▶ _Task item_: Using the records that follow, tally the lines containing the word "node" and state only the count.
※
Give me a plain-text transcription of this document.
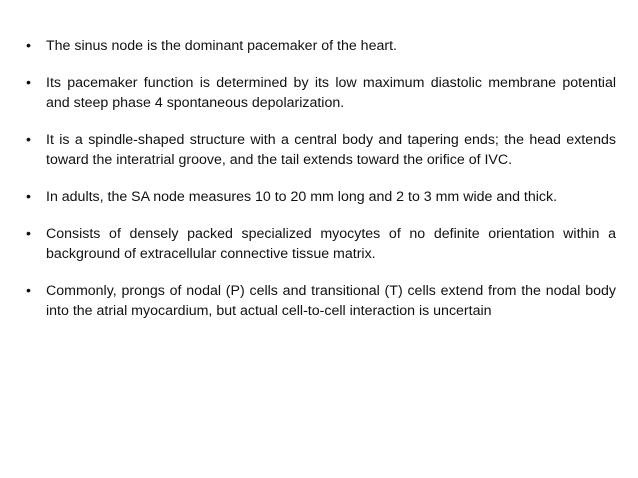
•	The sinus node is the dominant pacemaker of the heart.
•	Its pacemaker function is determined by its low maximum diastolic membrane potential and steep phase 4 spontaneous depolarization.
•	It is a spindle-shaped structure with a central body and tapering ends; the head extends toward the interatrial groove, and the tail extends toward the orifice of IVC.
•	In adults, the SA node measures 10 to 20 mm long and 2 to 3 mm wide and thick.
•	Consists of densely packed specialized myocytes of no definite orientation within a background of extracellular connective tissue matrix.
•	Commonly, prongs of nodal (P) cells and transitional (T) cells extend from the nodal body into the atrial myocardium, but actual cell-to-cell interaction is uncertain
※
▶ _Solution_: 2